Instruction
Repeat the entire listing exactly.

Record excerpts

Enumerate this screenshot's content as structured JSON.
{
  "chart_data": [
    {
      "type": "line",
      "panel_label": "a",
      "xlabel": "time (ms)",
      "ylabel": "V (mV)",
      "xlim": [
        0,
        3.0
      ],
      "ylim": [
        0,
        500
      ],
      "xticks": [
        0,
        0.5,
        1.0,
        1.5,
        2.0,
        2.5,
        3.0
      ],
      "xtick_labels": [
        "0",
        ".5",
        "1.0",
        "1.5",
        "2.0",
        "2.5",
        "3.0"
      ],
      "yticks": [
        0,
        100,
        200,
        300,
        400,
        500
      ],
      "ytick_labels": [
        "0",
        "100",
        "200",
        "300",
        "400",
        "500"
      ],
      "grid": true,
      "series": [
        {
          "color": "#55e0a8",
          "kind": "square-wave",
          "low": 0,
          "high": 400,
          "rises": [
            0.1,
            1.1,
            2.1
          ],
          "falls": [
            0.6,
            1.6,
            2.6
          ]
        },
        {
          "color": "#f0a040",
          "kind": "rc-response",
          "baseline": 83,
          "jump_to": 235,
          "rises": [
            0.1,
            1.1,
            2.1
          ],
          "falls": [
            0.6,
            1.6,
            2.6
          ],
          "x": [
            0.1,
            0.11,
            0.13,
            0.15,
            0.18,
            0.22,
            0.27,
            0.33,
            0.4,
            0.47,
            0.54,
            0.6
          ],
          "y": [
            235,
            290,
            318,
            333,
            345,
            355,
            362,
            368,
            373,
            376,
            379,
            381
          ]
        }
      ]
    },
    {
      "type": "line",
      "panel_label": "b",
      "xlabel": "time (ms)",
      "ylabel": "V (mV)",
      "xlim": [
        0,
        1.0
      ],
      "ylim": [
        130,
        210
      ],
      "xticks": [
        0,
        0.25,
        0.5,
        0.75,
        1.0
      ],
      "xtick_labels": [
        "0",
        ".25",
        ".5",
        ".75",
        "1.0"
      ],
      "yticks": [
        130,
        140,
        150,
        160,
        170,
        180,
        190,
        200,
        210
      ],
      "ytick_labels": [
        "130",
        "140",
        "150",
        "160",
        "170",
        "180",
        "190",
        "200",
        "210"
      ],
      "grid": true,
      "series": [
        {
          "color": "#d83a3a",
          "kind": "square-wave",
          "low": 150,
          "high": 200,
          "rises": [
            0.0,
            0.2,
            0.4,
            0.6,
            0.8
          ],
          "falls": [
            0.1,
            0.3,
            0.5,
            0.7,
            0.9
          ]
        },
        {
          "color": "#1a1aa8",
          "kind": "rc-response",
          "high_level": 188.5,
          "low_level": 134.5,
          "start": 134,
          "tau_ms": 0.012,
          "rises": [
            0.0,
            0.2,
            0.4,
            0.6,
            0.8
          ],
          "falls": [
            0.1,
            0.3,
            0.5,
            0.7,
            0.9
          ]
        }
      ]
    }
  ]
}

The response
Enumerate this screenshot's content as structured JSON.
{
  "chart_data": [
    {
      "type": "line",
      "panel_label": "a",
      "xlabel": "time (ms)",
      "ylabel": "V (mV)",
      "xlim": [
        0,
        3.0
      ],
      "ylim": [
        0,
        500
      ],
      "xticks": [
        0,
        0.5,
        1.0,
        1.5,
        2.0,
        2.5,
        3.0
      ],
      "xtick_labels": [
        "0",
        ".5",
        "1.0",
        "1.5",
        "2.0",
        "2.5",
        "3.0"
      ],
      "yticks": [
        0,
        100,
        200,
        300,
        400,
        500
      ],
      "ytick_labels": [
        "0",
        "100",
        "200",
        "300",
        "400",
        "500"
      ],
      "grid": true,
      "series": [
        {
          "color": "#55e0a8",
          "kind": "square-wave",
          "low": 0,
          "high": 400,
          "rises": [
            0.1,
            1.1,
            2.1
          ],
          "falls": [
            0.6,
            1.6,
            2.6
          ]
        },
        {
          "color": "#f0a040",
          "kind": "rc-response",
          "baseline": 83,
          "jump_to": 235,
          "rises": [
            0.1,
            1.1,
            2.1
          ],
          "falls": [
            0.6,
            1.6,
            2.6
          ],
          "x": [
            0.1,
            0.11,
            0.13,
            0.15,
            0.18,
            0.22,
            0.27,
            0.33,
            0.4,
            0.47,
            0.54,
            0.6
          ],
          "y": [
            235,
            290,
            318,
            333,
            345,
            355,
            362,
            368,
            373,
            376,
            379,
            381
          ]
        }
      ]
    },
    {
      "type": "line",
      "panel_label": "b",
      "xlabel": "time (ms)",
      "ylabel": "V (mV)",
      "xlim": [
        0,
        1.0
      ],
      "ylim": [
        130,
        210
      ],
      "xticks": [
        0,
        0.25,
        0.5,
        0.75,
        1.0
      ],
      "xtick_labels": [
        "0",
        ".25",
        ".5",
        ".75",
        "1.0"
      ],
      "yticks": [
        130,
        140,
        150,
        160,
        170,
        180,
        190,
        200,
        210
      ],
      "ytick_labels": [
        "130",
        "140",
        "150",
        "160",
        "170",
        "180",
        "190",
        "200",
        "210"
      ],
      "grid": true,
      "series": [
        {
          "color": "#d83a3a",
          "kind": "square-wave",
          "low": 150,
          "high": 200,
          "rises": [
            0.0,
            0.2,
            0.4,
            0.6,
            0.8
          ],
          "falls": [
            0.1,
            0.3,
            0.5,
            0.7,
            0.9
          ]
        },
        {
          "color": "#1a1aa8",
          "kind": "rc-response",
          "high_level": 188.5,
          "low_level": 134.5,
          "start": 134,
          "tau_ms": 0.012,
          "rises": [
            0.0,
            0.2,
            0.4,
            0.6,
            0.8
          ],
          "falls": [
            0.1,
            0.3,
            0.5,
            0.7,
            0.9
          ]
        }
      ]
    }
  ]
}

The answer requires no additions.